• [What to work on] Every line in the listing is to be echoed verbatim.

• [Records supplied]

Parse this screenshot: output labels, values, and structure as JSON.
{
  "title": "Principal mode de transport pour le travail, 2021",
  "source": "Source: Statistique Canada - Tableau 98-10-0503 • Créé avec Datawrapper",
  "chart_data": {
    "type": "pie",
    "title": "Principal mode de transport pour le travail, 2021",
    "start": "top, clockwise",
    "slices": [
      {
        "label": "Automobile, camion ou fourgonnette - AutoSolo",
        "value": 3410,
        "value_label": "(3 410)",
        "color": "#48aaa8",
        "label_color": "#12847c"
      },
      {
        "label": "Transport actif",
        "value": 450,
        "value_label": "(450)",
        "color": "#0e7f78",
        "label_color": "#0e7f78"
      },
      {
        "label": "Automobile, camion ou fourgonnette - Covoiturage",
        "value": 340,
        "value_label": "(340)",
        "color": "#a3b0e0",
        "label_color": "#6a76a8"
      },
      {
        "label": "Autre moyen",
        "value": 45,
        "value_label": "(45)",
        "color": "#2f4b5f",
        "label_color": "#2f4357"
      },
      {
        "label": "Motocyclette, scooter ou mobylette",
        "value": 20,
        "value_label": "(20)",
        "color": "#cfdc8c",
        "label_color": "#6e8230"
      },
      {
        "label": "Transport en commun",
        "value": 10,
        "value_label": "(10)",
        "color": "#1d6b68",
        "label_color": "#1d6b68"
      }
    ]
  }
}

• [Exercise output]
Parse this screenshot: output labels, values, and structure as JSON.
{
  "title": "Principal mode de transport pour le travail, 2021",
  "source": "Source: Statistique Canada - Tableau 98-10-0503 • Créé avec Datawrapper",
  "chart_data": {
    "type": "pie",
    "title": "Principal mode de transport pour le travail, 2021",
    "start": "top, clockwise",
    "slices": [
      {
        "label": "Automobile, camion ou fourgonnette - AutoSolo",
        "value": 3410,
        "value_label": "(3 410)",
        "color": "#48aaa8",
        "label_color": "#12847c"
      },
      {
        "label": "Transport actif",
        "value": 450,
        "value_label": "(450)",
        "color": "#0e7f78",
        "label_color": "#0e7f78"
      },
      {
        "label": "Automobile, camion ou fourgonnette - Covoiturage",
        "value": 340,
        "value_label": "(340)",
        "color": "#a3b0e0",
        "label_color": "#6a76a8"
      },
      {
        "label": "Autre moyen",
        "value": 45,
        "value_label": "(45)",
        "color": "#2f4b5f",
        "label_color": "#2f4357"
      },
      {
        "label": "Motocyclette, scooter ou mobylette",
        "value": 20,
        "value_label": "(20)",
        "color": "#cfdc8c",
        "label_color": "#6e8230"
      },
      {
        "label": "Transport en commun",
        "value": 10,
        "value_label": "(10)",
        "color": "#1d6b68",
        "label_color": "#1d6b68"
      }
    ]
  }
}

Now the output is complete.